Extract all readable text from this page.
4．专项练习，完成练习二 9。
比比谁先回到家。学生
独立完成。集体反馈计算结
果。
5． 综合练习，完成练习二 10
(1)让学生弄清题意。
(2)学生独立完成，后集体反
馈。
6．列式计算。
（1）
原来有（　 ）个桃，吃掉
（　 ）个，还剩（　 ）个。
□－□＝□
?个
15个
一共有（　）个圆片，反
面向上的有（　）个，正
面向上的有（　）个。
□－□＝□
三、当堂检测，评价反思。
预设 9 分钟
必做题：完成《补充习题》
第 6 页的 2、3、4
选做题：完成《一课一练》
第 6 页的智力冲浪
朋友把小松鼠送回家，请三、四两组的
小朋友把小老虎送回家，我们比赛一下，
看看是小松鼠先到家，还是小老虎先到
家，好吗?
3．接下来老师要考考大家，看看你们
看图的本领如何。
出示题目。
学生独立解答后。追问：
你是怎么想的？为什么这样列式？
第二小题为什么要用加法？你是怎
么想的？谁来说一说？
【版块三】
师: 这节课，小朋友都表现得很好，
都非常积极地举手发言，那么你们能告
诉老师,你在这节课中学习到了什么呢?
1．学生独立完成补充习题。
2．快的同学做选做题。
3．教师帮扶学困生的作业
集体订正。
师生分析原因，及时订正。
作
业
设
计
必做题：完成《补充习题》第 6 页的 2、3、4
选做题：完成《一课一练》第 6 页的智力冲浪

+-------+

→ STATED PROBLEM: Retype all the records, matching them exactly.

→ TASK RESPONSE:
Extract all readable text from this page.
4．专项练习，完成练习二 9。
比比谁先回到家。学生
独立完成。集体反馈计算结
果。
5． 综合练习，完成练习二 10
(1)让学生弄清题意。
(2)学生独立完成，后集体反
馈。
6．列式计算。
（1）
原来有（　 ）个桃，吃掉
（　 ）个，还剩（　 ）个。
□－□＝□
?个
15个
一共有（　）个圆片，反
面向上的有（　）个，正
面向上的有（　）个。
□－□＝□
三、当堂检测，评价反思。
预设 9 分钟
必做题：完成《补充习题》
第 6 页的 2、3、4
选做题：完成《一课一练》
第 6 页的智力冲浪
朋友把小松鼠送回家，请三、四两组的
小朋友把小老虎送回家，我们比赛一下，
看看是小松鼠先到家，还是小老虎先到
家，好吗?
3．接下来老师要考考大家，看看你们
看图的本领如何。
出示题目。
学生独立解答后。追问：
你是怎么想的？为什么这样列式？
第二小题为什么要用加法？你是怎
么想的？谁来说一说？
【版块三】
师: 这节课，小朋友都表现得很好，
都非常积极地举手发言，那么你们能告
诉老师,你在这节课中学习到了什么呢?
1．学生独立完成补充习题。
2．快的同学做选做题。
3．教师帮扶学困生的作业
集体订正。
师生分析原因，及时订正。
作
业
设
计
必做题：完成《补充习题》第 6 页的 2、3、4
选做题：完成《一课一练》第 6 页的智力冲浪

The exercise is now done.